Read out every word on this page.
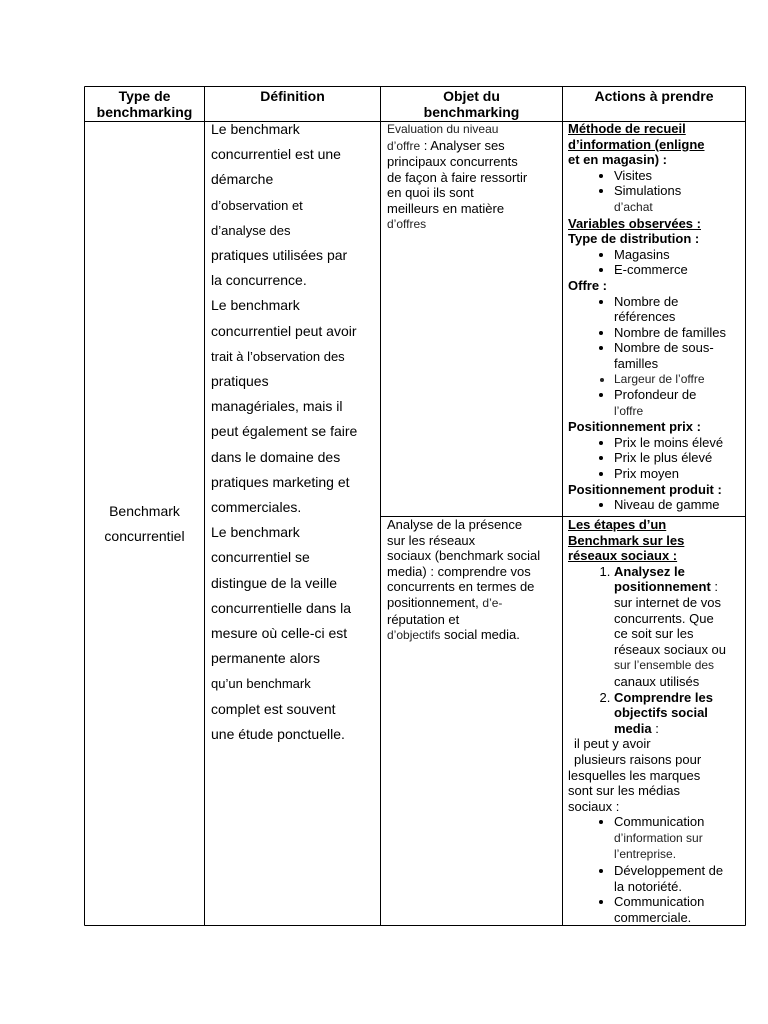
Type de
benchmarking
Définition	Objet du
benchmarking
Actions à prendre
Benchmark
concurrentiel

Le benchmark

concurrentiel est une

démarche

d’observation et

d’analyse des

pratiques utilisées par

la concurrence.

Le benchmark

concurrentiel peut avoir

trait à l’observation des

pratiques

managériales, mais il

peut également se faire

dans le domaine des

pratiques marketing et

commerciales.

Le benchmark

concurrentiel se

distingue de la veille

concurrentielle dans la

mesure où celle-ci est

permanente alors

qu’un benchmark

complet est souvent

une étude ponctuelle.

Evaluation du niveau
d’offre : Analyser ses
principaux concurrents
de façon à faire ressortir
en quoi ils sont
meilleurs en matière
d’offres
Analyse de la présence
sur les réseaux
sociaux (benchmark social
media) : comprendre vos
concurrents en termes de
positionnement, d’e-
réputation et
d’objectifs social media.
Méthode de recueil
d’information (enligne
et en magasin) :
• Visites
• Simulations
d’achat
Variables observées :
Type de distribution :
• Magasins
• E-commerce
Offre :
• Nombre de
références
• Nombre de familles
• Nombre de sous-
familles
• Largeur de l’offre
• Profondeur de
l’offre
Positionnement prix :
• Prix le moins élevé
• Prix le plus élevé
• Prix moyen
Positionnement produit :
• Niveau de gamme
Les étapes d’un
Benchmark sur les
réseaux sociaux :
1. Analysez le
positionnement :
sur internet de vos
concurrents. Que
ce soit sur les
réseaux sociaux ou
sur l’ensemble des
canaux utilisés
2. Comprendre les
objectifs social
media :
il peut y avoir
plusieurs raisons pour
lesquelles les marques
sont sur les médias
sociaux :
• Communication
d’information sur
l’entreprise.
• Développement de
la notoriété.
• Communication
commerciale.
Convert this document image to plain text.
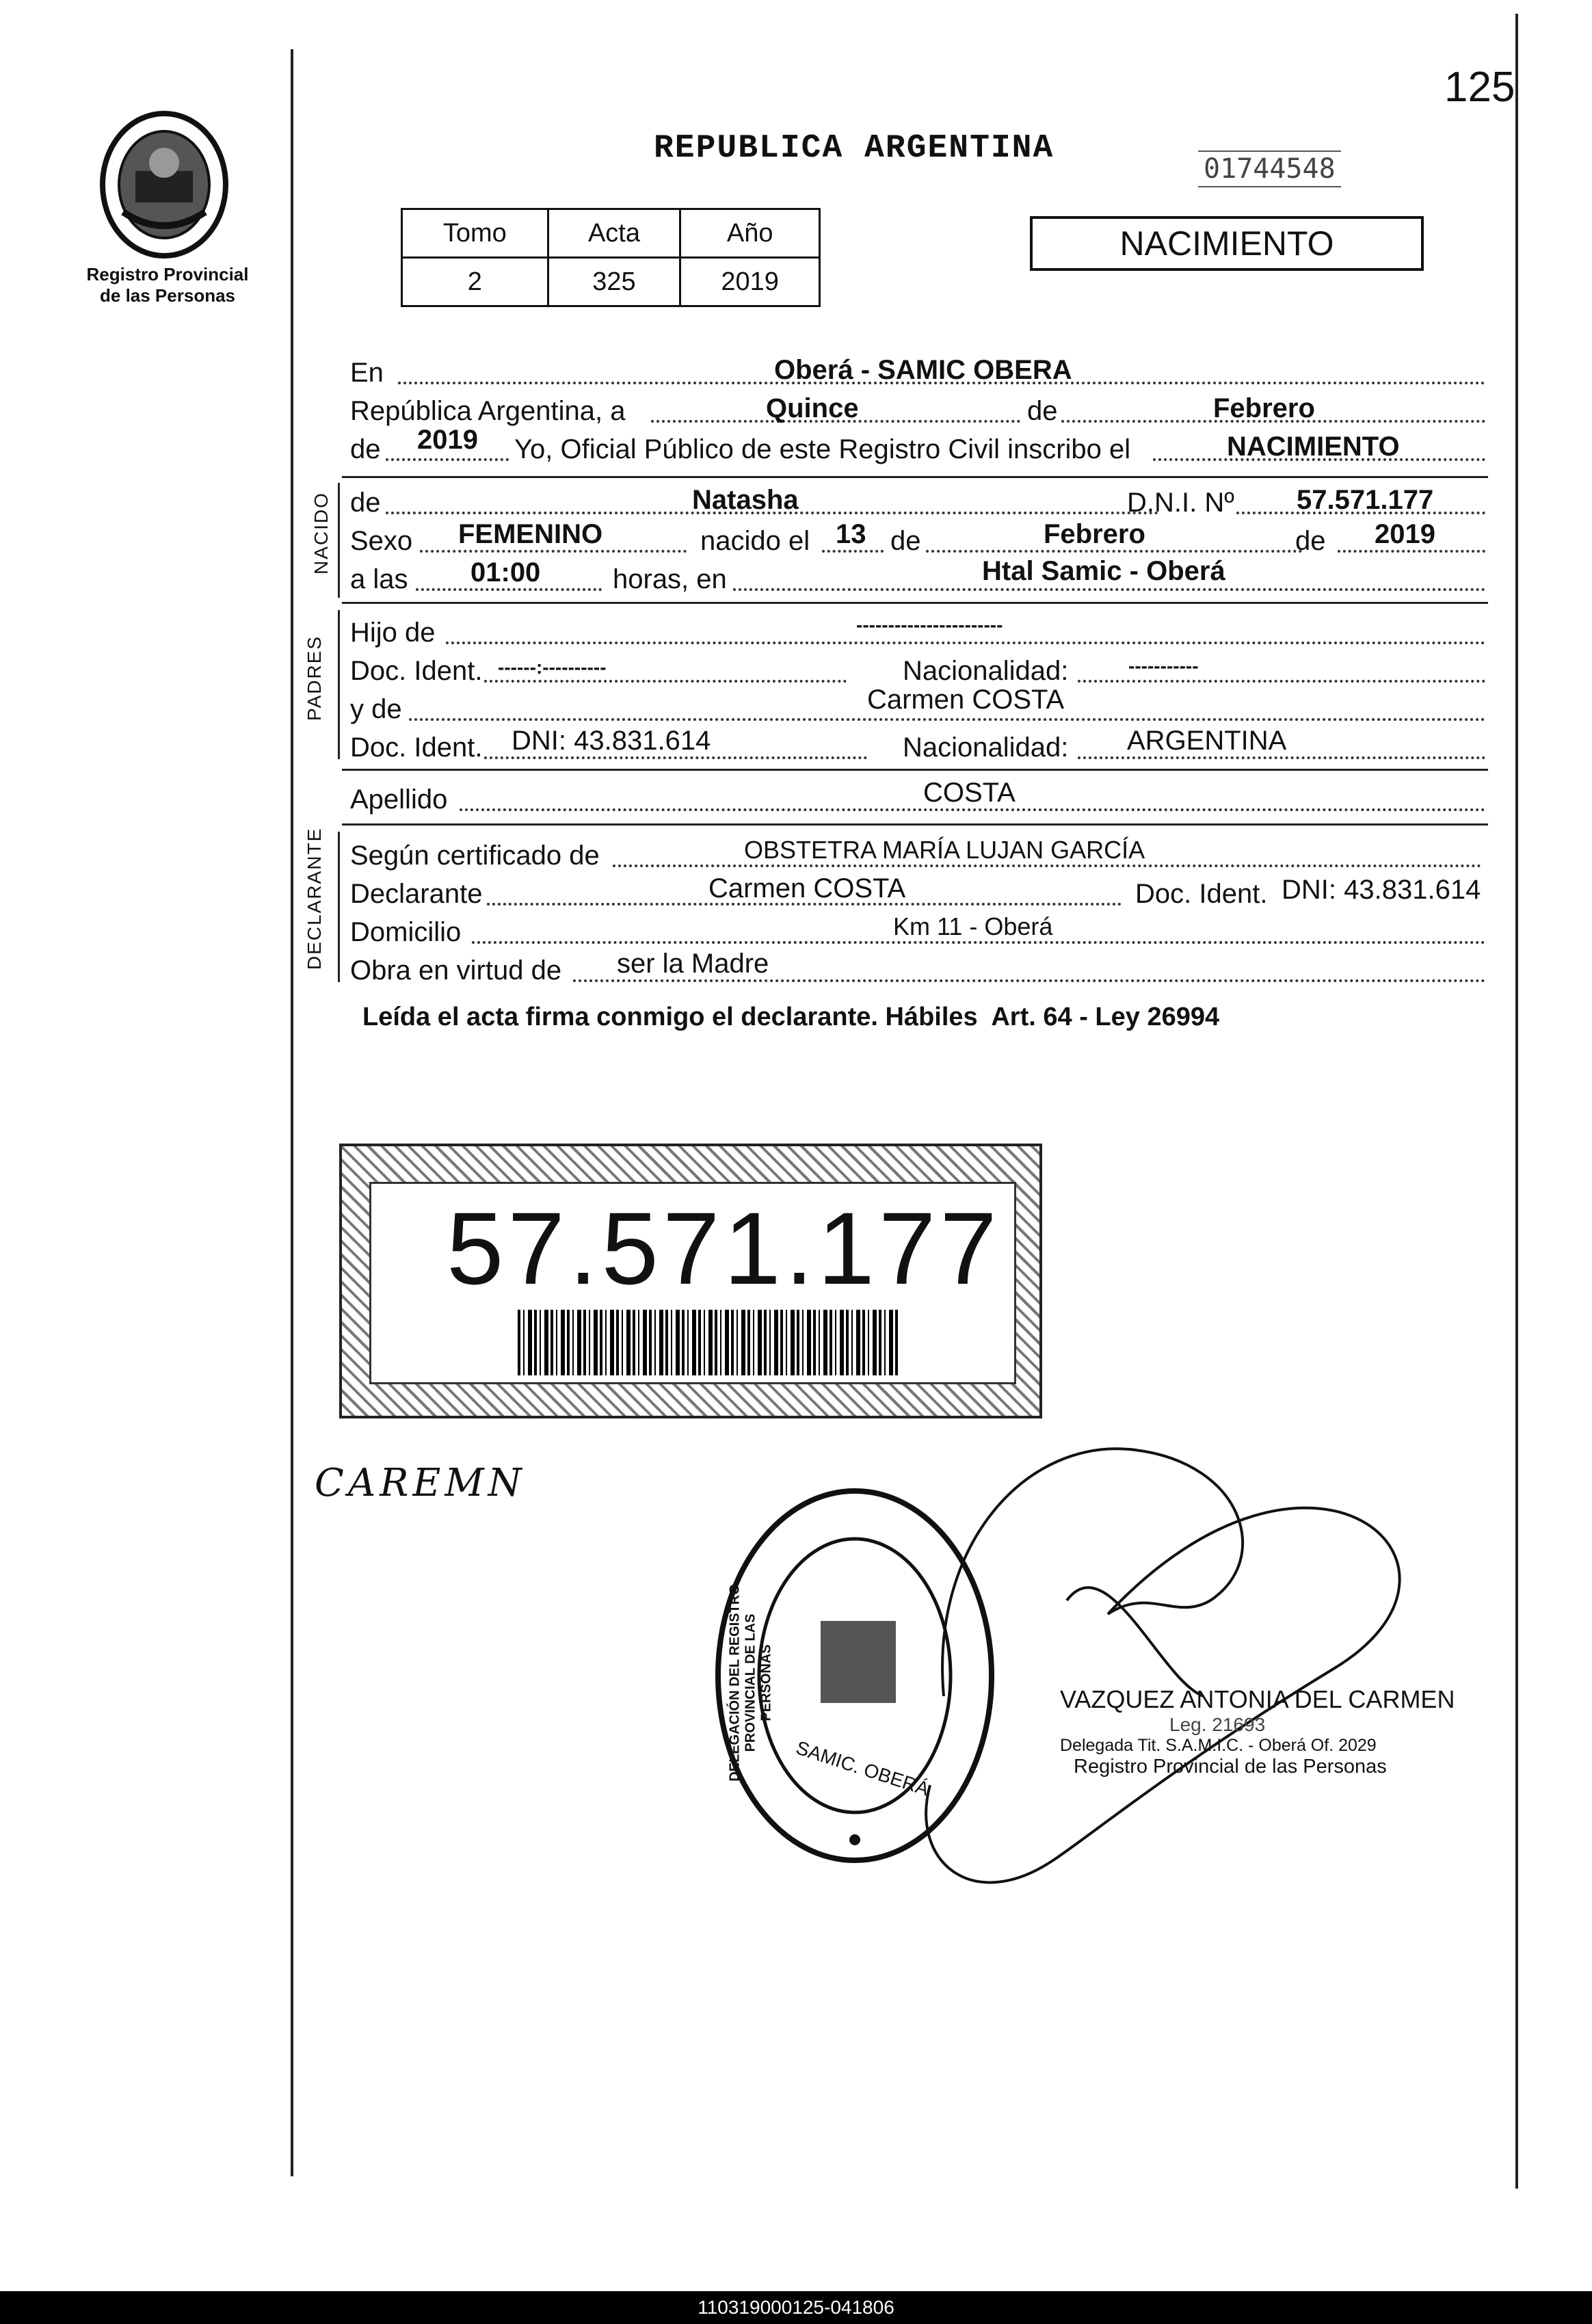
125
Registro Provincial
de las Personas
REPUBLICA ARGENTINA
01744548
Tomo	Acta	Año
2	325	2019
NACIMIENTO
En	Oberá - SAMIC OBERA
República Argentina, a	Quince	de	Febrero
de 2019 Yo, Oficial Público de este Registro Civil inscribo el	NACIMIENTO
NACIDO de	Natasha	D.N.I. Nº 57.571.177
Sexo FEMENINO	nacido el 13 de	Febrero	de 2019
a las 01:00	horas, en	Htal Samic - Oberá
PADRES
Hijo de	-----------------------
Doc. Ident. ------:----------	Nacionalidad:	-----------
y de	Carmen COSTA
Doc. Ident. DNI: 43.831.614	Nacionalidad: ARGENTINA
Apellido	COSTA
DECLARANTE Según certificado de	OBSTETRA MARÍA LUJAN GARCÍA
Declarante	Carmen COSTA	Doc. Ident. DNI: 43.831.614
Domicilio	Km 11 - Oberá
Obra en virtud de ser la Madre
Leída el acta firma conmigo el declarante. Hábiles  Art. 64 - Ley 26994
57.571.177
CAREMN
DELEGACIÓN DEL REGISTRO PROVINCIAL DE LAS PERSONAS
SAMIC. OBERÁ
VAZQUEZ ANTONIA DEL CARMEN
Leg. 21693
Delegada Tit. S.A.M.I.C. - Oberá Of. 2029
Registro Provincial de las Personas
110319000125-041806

··········

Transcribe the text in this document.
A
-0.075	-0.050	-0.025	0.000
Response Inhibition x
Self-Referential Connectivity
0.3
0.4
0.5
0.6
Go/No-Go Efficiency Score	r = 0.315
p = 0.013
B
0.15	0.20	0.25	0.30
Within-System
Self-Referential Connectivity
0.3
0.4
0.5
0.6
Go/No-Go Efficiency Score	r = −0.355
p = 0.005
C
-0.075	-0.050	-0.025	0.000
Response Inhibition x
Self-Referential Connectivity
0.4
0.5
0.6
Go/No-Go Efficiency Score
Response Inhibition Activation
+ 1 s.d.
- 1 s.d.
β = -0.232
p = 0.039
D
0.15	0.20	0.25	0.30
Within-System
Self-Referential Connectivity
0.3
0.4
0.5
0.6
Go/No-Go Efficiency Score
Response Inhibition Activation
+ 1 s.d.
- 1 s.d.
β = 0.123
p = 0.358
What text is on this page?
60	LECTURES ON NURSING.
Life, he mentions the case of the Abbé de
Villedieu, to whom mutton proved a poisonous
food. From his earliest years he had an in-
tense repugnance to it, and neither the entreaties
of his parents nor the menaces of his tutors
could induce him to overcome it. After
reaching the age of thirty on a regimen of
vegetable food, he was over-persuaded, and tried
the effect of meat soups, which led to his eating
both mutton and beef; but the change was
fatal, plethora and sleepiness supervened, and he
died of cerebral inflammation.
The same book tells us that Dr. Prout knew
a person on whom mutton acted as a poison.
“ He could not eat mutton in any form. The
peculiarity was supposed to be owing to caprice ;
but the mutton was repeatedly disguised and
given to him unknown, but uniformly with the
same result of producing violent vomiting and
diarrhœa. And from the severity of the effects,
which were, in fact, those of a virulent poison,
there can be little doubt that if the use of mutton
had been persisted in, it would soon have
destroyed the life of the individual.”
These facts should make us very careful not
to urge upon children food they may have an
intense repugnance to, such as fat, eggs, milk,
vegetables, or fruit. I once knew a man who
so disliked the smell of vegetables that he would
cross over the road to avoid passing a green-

··········

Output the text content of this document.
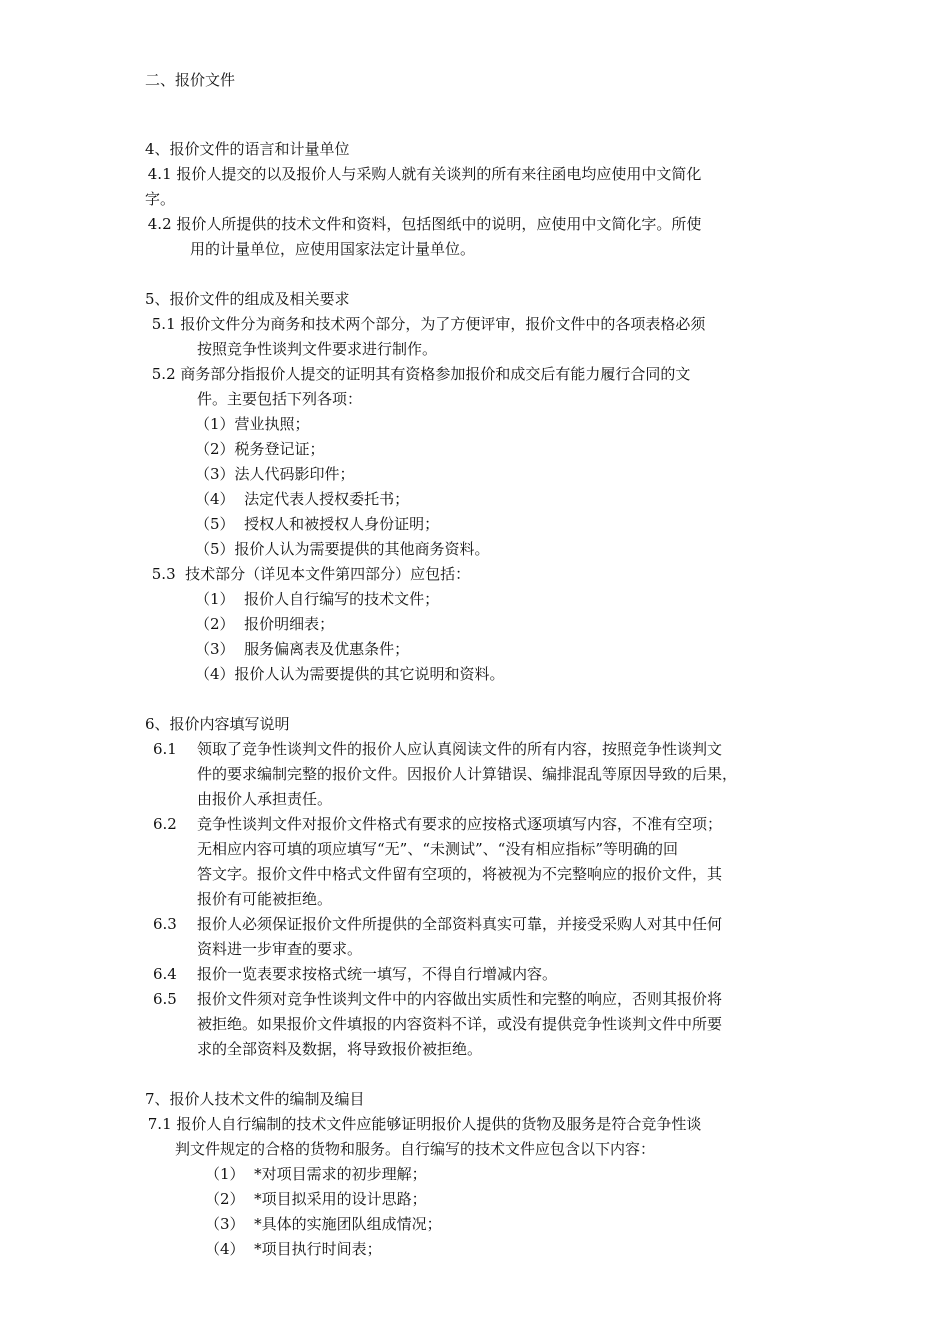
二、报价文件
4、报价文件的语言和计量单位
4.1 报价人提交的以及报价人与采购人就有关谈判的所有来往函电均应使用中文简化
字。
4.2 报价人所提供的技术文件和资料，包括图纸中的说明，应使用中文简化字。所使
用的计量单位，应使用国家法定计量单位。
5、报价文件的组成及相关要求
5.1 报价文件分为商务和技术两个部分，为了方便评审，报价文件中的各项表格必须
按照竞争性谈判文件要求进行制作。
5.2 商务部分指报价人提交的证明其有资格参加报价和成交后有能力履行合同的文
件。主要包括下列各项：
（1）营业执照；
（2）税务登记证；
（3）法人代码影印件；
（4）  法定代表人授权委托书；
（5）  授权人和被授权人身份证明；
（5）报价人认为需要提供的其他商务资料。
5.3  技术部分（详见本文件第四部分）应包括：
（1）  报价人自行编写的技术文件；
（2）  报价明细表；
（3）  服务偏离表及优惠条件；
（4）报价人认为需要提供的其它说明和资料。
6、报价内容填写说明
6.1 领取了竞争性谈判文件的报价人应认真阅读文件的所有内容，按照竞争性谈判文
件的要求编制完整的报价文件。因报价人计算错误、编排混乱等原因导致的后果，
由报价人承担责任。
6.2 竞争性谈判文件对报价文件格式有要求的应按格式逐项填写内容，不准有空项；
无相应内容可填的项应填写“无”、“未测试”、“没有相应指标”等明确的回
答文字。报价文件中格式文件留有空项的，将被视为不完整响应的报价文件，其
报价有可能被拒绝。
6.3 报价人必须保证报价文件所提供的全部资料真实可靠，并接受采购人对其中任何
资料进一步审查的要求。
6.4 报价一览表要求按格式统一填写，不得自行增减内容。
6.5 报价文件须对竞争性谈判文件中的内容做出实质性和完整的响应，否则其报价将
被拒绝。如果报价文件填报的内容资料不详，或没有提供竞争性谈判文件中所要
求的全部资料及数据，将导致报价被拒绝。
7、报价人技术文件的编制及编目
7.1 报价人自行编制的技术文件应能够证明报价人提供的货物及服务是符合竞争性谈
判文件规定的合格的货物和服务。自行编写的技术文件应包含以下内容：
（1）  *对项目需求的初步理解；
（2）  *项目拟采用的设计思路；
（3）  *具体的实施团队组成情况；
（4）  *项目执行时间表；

··········

> [Instruction]: Out of the material above, gather each line where "social" appears.

> [Correct response]:
sociaux (benchmark social
d’objectifs social media.
objectifs social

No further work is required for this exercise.